- Given exercise
Restate the data exactly as given and keep the pictures out.

--------------------------------------------------

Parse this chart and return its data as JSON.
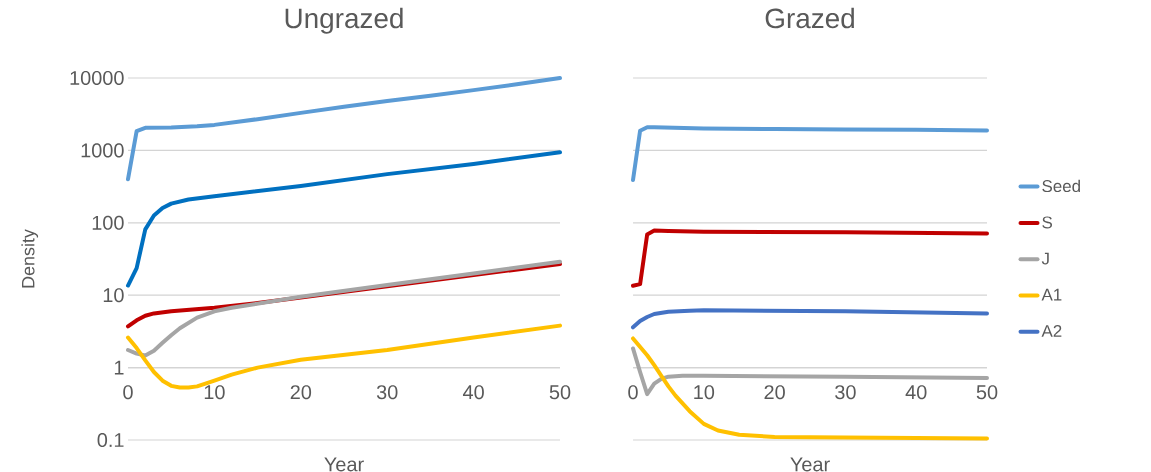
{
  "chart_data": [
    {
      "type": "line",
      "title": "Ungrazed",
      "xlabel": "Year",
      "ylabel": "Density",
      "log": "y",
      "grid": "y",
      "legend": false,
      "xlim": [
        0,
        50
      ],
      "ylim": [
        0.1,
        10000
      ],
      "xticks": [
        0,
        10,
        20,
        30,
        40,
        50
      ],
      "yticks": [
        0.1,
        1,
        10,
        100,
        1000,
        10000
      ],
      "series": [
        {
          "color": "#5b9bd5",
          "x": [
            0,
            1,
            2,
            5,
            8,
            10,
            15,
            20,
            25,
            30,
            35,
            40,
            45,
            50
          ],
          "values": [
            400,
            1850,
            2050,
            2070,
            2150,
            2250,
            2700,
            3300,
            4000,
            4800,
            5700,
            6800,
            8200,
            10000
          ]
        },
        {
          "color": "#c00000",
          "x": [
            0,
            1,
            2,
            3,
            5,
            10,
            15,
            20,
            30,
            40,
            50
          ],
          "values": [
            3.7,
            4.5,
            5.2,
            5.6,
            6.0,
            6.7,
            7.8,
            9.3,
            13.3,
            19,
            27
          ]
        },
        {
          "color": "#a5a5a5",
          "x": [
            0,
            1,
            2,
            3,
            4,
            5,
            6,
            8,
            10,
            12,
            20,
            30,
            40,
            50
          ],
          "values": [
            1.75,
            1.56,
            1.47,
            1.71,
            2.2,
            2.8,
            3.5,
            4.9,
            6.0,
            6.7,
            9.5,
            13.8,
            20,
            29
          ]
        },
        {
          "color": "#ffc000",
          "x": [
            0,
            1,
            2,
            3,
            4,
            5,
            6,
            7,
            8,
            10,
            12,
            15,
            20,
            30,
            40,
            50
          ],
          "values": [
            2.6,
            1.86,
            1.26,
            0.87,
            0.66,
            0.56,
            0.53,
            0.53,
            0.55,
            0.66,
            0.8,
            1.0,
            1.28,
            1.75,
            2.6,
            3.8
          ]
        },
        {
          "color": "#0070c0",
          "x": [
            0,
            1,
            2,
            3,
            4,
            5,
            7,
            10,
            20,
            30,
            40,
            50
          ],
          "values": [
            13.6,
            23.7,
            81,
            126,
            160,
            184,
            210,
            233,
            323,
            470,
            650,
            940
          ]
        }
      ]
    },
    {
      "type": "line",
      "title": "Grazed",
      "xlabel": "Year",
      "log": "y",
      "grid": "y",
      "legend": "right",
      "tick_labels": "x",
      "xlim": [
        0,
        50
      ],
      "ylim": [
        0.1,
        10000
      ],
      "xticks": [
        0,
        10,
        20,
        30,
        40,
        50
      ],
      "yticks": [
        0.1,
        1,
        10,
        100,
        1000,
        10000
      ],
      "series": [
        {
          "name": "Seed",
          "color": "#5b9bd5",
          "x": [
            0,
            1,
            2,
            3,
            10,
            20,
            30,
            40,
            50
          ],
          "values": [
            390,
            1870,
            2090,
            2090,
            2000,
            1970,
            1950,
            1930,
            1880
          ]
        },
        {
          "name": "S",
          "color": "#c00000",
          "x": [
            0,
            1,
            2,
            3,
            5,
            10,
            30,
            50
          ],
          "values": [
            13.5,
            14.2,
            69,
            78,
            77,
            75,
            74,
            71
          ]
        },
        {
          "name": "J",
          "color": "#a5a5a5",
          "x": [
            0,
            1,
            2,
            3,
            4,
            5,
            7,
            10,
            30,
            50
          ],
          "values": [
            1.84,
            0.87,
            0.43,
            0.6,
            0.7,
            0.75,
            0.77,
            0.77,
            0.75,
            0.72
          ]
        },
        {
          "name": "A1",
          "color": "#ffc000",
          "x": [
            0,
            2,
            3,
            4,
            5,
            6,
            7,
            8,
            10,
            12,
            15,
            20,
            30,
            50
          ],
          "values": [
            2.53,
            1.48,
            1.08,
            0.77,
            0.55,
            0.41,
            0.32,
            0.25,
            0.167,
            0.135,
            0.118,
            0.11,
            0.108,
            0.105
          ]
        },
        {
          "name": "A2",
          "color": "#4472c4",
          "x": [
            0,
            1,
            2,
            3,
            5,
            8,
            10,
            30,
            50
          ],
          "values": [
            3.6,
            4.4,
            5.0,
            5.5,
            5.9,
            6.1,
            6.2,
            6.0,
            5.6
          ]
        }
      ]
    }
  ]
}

--------------------------------------------------

- Output for this exercise
Parse this chart and return its data as JSON.
{
  "chart_data": [
    {
      "type": "line",
      "title": "Ungrazed",
      "xlabel": "Year",
      "ylabel": "Density",
      "log": "y",
      "grid": "y",
      "legend": false,
      "xlim": [
        0,
        50
      ],
      "ylim": [
        0.1,
        10000
      ],
      "xticks": [
        0,
        10,
        20,
        30,
        40,
        50
      ],
      "yticks": [
        0.1,
        1,
        10,
        100,
        1000,
        10000
      ],
      "series": [
        {
          "color": "#5b9bd5",
          "x": [
            0,
            1,
            2,
            5,
            8,
            10,
            15,
            20,
            25,
            30,
            35,
            40,
            45,
            50
          ],
          "values": [
            400,
            1850,
            2050,
            2070,
            2150,
            2250,
            2700,
            3300,
            4000,
            4800,
            5700,
            6800,
            8200,
            10000
          ]
        },
        {
          "color": "#c00000",
          "x": [
            0,
            1,
            2,
            3,
            5,
            10,
            15,
            20,
            30,
            40,
            50
          ],
          "values": [
            3.7,
            4.5,
            5.2,
            5.6,
            6.0,
            6.7,
            7.8,
            9.3,
            13.3,
            19,
            27
          ]
        },
        {
          "color": "#a5a5a5",
          "x": [
            0,
            1,
            2,
            3,
            4,
            5,
            6,
            8,
            10,
            12,
            20,
            30,
            40,
            50
          ],
          "values": [
            1.75,
            1.56,
            1.47,
            1.71,
            2.2,
            2.8,
            3.5,
            4.9,
            6.0,
            6.7,
            9.5,
            13.8,
            20,
            29
          ]
        },
        {
          "color": "#ffc000",
          "x": [
            0,
            1,
            2,
            3,
            4,
            5,
            6,
            7,
            8,
            10,
            12,
            15,
            20,
            30,
            40,
            50
          ],
          "values": [
            2.6,
            1.86,
            1.26,
            0.87,
            0.66,
            0.56,
            0.53,
            0.53,
            0.55,
            0.66,
            0.8,
            1.0,
            1.28,
            1.75,
            2.6,
            3.8
          ]
        },
        {
          "color": "#0070c0",
          "x": [
            0,
            1,
            2,
            3,
            4,
            5,
            7,
            10,
            20,
            30,
            40,
            50
          ],
          "values": [
            13.6,
            23.7,
            81,
            126,
            160,
            184,
            210,
            233,
            323,
            470,
            650,
            940
          ]
        }
      ]
    },
    {
      "type": "line",
      "title": "Grazed",
      "xlabel": "Year",
      "log": "y",
      "grid": "y",
      "legend": "right",
      "tick_labels": "x",
      "xlim": [
        0,
        50
      ],
      "ylim": [
        0.1,
        10000
      ],
      "xticks": [
        0,
        10,
        20,
        30,
        40,
        50
      ],
      "yticks": [
        0.1,
        1,
        10,
        100,
        1000,
        10000
      ],
      "series": [
        {
          "name": "Seed",
          "color": "#5b9bd5",
          "x": [
            0,
            1,
            2,
            3,
            10,
            20,
            30,
            40,
            50
          ],
          "values": [
            390,
            1870,
            2090,
            2090,
            2000,
            1970,
            1950,
            1930,
            1880
          ]
        },
        {
          "name": "S",
          "color": "#c00000",
          "x": [
            0,
            1,
            2,
            3,
            5,
            10,
            30,
            50
          ],
          "values": [
            13.5,
            14.2,
            69,
            78,
            77,
            75,
            74,
            71
          ]
        },
        {
          "name": "J",
          "color": "#a5a5a5",
          "x": [
            0,
            1,
            2,
            3,
            4,
            5,
            7,
            10,
            30,
            50
          ],
          "values": [
            1.84,
            0.87,
            0.43,
            0.6,
            0.7,
            0.75,
            0.77,
            0.77,
            0.75,
            0.72
          ]
        },
        {
          "name": "A1",
          "color": "#ffc000",
          "x": [
            0,
            2,
            3,
            4,
            5,
            6,
            7,
            8,
            10,
            12,
            15,
            20,
            30,
            50
          ],
          "values": [
            2.53,
            1.48,
            1.08,
            0.77,
            0.55,
            0.41,
            0.32,
            0.25,
            0.167,
            0.135,
            0.118,
            0.11,
            0.108,
            0.105
          ]
        },
        {
          "name": "A2",
          "color": "#4472c4",
          "x": [
            0,
            1,
            2,
            3,
            5,
            8,
            10,
            30,
            50
          ],
          "values": [
            3.6,
            4.4,
            5.0,
            5.5,
            5.9,
            6.1,
            6.2,
            6.0,
            5.6
          ]
        }
      ]
    }
  ]
}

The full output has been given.